What the exercise asks: Copy every line from the records below that holds the word "Phòng".

Given information:
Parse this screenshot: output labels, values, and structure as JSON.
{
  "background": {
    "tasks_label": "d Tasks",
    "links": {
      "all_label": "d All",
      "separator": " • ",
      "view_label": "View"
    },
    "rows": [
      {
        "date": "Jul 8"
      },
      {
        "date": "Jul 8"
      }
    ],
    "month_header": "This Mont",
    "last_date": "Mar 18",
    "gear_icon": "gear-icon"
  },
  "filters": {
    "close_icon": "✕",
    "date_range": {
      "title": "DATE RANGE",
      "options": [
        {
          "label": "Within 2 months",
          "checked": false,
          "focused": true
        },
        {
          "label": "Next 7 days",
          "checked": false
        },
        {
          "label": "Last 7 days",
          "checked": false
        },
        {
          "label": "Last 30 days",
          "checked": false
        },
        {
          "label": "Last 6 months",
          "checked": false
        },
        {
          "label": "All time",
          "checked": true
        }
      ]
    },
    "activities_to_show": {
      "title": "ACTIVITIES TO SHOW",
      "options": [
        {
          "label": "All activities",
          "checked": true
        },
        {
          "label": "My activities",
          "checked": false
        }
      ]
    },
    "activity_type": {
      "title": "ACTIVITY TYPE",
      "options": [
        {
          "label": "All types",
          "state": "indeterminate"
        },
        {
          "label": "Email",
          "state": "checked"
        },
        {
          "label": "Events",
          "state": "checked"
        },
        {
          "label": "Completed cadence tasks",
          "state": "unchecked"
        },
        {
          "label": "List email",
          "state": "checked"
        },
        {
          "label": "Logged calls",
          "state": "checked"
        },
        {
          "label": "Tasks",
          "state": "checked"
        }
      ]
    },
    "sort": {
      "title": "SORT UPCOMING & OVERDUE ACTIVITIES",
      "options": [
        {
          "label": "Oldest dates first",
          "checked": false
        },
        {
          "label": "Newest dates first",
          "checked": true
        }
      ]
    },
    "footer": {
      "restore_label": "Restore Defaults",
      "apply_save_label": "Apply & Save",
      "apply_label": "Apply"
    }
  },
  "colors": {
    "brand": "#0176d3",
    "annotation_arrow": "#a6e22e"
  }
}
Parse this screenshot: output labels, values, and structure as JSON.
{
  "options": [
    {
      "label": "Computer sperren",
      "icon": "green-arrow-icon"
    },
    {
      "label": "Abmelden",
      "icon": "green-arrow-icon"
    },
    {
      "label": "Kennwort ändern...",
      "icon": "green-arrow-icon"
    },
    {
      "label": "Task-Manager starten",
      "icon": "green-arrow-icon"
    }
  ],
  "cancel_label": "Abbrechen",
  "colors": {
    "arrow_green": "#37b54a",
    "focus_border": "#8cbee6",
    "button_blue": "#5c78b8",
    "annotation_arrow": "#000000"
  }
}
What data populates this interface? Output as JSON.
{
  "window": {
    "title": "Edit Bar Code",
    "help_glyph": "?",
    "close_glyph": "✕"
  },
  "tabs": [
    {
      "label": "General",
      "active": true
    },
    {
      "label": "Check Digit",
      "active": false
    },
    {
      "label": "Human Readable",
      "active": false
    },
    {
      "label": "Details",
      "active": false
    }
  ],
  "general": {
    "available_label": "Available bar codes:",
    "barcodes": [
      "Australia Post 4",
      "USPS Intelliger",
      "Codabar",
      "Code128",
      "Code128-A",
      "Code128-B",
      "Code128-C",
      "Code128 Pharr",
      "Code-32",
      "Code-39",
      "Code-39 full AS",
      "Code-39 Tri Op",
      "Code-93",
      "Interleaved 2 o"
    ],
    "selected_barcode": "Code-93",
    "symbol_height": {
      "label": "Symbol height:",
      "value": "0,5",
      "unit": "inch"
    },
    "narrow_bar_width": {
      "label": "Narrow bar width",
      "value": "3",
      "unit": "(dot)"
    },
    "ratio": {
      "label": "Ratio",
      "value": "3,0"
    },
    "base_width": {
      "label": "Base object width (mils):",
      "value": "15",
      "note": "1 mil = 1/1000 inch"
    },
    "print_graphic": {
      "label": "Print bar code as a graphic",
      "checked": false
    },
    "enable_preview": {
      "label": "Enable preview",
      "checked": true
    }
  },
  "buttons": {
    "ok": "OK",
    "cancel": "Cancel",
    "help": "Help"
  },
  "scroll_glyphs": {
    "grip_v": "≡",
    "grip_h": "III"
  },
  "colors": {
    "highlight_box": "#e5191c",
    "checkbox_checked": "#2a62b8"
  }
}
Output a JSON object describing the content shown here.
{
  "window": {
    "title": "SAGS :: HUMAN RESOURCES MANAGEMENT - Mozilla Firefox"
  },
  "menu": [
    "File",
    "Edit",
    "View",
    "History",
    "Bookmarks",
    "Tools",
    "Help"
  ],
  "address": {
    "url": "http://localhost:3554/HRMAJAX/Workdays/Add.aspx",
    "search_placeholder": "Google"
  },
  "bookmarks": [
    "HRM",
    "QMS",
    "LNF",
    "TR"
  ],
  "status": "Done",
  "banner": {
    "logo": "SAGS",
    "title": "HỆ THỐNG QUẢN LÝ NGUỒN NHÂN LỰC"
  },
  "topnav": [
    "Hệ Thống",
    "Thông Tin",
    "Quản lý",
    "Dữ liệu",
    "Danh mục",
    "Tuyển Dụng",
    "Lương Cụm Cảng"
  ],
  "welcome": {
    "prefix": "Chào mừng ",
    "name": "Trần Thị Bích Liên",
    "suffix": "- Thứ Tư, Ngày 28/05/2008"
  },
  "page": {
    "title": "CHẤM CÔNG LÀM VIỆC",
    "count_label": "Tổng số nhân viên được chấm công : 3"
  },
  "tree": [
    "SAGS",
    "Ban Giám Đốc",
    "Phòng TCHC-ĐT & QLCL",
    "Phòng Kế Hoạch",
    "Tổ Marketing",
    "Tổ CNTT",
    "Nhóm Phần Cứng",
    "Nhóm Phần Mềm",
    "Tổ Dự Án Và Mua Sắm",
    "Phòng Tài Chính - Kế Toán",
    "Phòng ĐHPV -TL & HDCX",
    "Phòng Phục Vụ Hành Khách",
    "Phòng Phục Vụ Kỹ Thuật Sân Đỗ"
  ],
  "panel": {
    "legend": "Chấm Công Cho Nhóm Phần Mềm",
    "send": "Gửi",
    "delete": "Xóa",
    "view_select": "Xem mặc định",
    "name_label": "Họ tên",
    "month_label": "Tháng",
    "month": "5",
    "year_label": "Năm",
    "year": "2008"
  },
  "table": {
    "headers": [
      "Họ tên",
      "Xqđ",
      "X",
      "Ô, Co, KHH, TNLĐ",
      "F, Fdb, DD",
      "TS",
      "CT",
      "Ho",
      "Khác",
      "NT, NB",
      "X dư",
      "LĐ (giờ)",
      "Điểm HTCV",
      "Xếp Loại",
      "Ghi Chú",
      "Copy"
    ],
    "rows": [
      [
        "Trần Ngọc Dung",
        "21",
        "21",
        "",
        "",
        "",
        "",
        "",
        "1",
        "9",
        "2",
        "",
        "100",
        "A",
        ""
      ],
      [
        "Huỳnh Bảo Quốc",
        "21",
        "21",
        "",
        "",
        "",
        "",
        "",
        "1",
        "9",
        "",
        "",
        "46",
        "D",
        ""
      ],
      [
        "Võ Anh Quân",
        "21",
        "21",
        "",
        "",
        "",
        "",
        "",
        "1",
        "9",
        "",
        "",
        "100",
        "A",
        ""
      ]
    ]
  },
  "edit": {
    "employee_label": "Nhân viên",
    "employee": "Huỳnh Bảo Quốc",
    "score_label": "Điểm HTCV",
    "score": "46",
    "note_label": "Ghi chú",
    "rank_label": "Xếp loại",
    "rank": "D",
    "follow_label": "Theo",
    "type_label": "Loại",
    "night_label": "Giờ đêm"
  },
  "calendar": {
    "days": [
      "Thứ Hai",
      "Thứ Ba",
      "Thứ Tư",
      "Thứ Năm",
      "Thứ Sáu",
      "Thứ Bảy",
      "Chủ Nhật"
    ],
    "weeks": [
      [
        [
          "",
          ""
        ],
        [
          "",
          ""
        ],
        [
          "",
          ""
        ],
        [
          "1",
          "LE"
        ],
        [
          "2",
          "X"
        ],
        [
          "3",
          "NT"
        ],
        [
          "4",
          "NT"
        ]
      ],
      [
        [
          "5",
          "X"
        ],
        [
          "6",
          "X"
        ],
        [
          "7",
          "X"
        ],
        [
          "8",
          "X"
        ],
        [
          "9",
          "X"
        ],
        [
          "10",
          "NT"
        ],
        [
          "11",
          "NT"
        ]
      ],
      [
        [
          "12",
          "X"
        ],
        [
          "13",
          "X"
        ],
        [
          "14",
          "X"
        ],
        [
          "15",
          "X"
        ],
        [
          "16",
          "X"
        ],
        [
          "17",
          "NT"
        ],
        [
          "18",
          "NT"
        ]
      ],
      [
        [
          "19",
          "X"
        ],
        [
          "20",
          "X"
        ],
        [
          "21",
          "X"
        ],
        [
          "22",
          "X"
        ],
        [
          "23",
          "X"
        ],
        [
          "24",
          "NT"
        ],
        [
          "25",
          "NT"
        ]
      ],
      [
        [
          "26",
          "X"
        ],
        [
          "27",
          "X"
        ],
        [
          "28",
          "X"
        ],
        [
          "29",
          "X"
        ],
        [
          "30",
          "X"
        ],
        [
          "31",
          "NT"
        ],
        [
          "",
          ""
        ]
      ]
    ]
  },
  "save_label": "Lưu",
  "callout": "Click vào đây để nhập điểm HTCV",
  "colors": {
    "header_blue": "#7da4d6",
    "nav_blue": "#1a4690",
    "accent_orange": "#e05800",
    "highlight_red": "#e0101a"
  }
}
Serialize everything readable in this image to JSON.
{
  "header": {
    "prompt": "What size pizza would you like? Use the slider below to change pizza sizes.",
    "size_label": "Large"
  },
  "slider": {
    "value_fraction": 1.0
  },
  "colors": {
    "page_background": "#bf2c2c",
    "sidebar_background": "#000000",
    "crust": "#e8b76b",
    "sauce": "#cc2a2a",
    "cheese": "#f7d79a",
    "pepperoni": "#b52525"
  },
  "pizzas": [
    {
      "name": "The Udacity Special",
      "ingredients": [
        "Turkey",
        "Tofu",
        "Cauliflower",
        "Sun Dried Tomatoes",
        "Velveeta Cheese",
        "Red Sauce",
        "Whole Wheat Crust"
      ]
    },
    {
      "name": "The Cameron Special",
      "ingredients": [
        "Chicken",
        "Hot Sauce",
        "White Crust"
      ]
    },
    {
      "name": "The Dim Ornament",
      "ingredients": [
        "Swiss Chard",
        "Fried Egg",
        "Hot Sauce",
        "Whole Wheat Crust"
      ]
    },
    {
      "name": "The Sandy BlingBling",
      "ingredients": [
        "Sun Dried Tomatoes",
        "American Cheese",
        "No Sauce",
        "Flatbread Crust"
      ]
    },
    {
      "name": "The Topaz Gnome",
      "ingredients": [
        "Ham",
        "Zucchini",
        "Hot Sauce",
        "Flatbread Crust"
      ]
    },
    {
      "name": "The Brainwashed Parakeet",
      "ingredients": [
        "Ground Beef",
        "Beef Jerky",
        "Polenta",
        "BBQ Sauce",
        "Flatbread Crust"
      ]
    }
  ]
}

Output below:
    "Phòng TCHC-ĐT & QLCL",
    "Phòng Kế Hoạch",
    "Phòng Tài Chính - Kế Toán",
    "Phòng ĐHPV -TL & HDCX",
    "Phòng Phục Vụ Hành Khách",
    "Phòng Phục Vụ Kỹ Thuật Sân Đỗ"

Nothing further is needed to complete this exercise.